→ **Work required**
All entries below are to be set down again, identical to the source.

→ **Working data**
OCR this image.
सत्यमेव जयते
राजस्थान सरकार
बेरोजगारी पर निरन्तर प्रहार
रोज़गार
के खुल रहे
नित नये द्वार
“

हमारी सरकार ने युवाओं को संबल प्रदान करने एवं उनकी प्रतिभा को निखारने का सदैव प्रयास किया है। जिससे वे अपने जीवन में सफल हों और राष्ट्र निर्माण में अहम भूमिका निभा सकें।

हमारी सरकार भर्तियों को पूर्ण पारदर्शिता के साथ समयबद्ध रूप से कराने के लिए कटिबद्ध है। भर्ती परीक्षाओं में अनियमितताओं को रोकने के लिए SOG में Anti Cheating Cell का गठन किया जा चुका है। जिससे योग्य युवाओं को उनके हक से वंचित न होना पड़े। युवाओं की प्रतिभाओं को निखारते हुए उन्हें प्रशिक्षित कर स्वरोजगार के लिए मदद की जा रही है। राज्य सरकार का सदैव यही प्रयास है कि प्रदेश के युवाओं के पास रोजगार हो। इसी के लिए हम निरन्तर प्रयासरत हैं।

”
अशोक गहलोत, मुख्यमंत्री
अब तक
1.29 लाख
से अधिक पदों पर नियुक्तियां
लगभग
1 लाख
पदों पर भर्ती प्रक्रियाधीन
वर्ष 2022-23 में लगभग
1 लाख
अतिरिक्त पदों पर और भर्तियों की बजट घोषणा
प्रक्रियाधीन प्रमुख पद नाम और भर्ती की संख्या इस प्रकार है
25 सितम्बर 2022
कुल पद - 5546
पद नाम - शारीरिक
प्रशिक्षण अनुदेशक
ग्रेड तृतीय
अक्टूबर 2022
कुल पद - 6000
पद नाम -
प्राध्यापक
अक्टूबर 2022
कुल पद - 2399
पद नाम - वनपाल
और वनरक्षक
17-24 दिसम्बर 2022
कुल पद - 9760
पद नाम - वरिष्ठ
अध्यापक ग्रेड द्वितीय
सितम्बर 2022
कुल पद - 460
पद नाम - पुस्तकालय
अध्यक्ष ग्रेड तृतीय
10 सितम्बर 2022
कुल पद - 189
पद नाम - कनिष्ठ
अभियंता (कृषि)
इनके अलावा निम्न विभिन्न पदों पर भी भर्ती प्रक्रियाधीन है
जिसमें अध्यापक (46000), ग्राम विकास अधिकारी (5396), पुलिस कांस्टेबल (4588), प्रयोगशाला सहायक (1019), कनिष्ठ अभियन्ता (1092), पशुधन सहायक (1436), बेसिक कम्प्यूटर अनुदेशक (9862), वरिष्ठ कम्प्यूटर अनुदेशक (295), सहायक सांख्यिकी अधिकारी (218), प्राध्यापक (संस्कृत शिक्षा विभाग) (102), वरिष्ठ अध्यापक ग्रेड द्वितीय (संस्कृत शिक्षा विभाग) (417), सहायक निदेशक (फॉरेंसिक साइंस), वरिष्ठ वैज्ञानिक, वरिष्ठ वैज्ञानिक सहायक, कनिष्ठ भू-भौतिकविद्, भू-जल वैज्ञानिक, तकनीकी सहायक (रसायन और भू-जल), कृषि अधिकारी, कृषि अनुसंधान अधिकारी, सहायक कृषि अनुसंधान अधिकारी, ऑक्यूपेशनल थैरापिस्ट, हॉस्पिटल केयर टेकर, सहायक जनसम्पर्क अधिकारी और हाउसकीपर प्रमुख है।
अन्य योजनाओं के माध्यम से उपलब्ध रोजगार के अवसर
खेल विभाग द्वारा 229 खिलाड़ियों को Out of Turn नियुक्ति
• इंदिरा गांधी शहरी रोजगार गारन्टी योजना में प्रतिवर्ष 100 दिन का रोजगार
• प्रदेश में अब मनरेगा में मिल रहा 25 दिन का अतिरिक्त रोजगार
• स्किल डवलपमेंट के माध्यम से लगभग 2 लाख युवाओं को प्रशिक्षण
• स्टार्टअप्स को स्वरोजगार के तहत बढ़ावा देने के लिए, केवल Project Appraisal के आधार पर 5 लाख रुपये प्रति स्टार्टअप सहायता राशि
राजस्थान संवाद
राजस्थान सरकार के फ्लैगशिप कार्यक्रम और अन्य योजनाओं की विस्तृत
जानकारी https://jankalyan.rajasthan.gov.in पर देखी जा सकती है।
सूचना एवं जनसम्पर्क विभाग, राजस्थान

→ **Full answer**
OCR this image.
सत्यमेव जयते
राजस्थान सरकार
बेरोजगारी पर निरन्तर प्रहार
रोज़गार
के खुल रहे
नित नये द्वार
“

हमारी सरकार ने युवाओं को संबल प्रदान करने एवं उनकी प्रतिभा को निखारने का सदैव प्रयास किया है। जिससे वे अपने जीवन में सफल हों और राष्ट्र निर्माण में अहम भूमिका निभा सकें।

हमारी सरकार भर्तियों को पूर्ण पारदर्शिता के साथ समयबद्ध रूप से कराने के लिए कटिबद्ध है। भर्ती परीक्षाओं में अनियमितताओं को रोकने के लिए SOG में Anti Cheating Cell का गठन किया जा चुका है। जिससे योग्य युवाओं को उनके हक से वंचित न होना पड़े। युवाओं की प्रतिभाओं को निखारते हुए उन्हें प्रशिक्षित कर स्वरोजगार के लिए मदद की जा रही है। राज्य सरकार का सदैव यही प्रयास है कि प्रदेश के युवाओं के पास रोजगार हो। इसी के लिए हम निरन्तर प्रयासरत हैं।

”
अशोक गहलोत, मुख्यमंत्री
अब तक
1.29 लाख
से अधिक पदों पर नियुक्तियां
लगभग
1 लाख
पदों पर भर्ती प्रक्रियाधीन
वर्ष 2022-23 में लगभग
1 लाख
अतिरिक्त पदों पर और भर्तियों की बजट घोषणा
प्रक्रियाधीन प्रमुख पद नाम और भर्ती की संख्या इस प्रकार है
25 सितम्बर 2022
कुल पद - 5546
पद नाम - शारीरिक
प्रशिक्षण अनुदेशक
ग्रेड तृतीय
अक्टूबर 2022
कुल पद - 6000
पद नाम -
प्राध्यापक
अक्टूबर 2022
कुल पद - 2399
पद नाम - वनपाल
और वनरक्षक
17-24 दिसम्बर 2022
कुल पद - 9760
पद नाम - वरिष्ठ
अध्यापक ग्रेड द्वितीय
सितम्बर 2022
कुल पद - 460
पद नाम - पुस्तकालय
अध्यक्ष ग्रेड तृतीय
10 सितम्बर 2022
कुल पद - 189
पद नाम - कनिष्ठ
अभियंता (कृषि)
इनके अलावा निम्न विभिन्न पदों पर भी भर्ती प्रक्रियाधीन है
जिसमें अध्यापक (46000), ग्राम विकास अधिकारी (5396), पुलिस कांस्टेबल (4588), प्रयोगशाला सहायक (1019), कनिष्ठ अभियन्ता (1092), पशुधन सहायक (1436), बेसिक कम्प्यूटर अनुदेशक (9862), वरिष्ठ कम्प्यूटर अनुदेशक (295), सहायक सांख्यिकी अधिकारी (218), प्राध्यापक (संस्कृत शिक्षा विभाग) (102), वरिष्ठ अध्यापक ग्रेड द्वितीय (संस्कृत शिक्षा विभाग) (417), सहायक निदेशक (फॉरेंसिक साइंस), वरिष्ठ वैज्ञानिक, वरिष्ठ वैज्ञानिक सहायक, कनिष्ठ भू-भौतिकविद्, भू-जल वैज्ञानिक, तकनीकी सहायक (रसायन और भू-जल), कृषि अधिकारी, कृषि अनुसंधान अधिकारी, सहायक कृषि अनुसंधान अधिकारी, ऑक्यूपेशनल थैरापिस्ट, हॉस्पिटल केयर टेकर, सहायक जनसम्पर्क अधिकारी और हाउसकीपर प्रमुख है।
अन्य योजनाओं के माध्यम से उपलब्ध रोजगार के अवसर
खेल विभाग द्वारा 229 खिलाड़ियों को Out of Turn नियुक्ति
• इंदिरा गांधी शहरी रोजगार गारन्टी योजना में प्रतिवर्ष 100 दिन का रोजगार
• प्रदेश में अब मनरेगा में मिल रहा 25 दिन का अतिरिक्त रोजगार
• स्किल डवलपमेंट के माध्यम से लगभग 2 लाख युवाओं को प्रशिक्षण
• स्टार्टअप्स को स्वरोजगार के तहत बढ़ावा देने के लिए, केवल Project Appraisal के आधार पर 5 लाख रुपये प्रति स्टार्टअप सहायता राशि
राजस्थान संवाद
राजस्थान सरकार के फ्लैगशिप कार्यक्रम और अन्य योजनाओं की विस्तृत
जानकारी https://jankalyan.rajasthan.gov.in पर देखी जा सकती है।
सूचना एवं जनसम्पर्क विभाग, राजस्थान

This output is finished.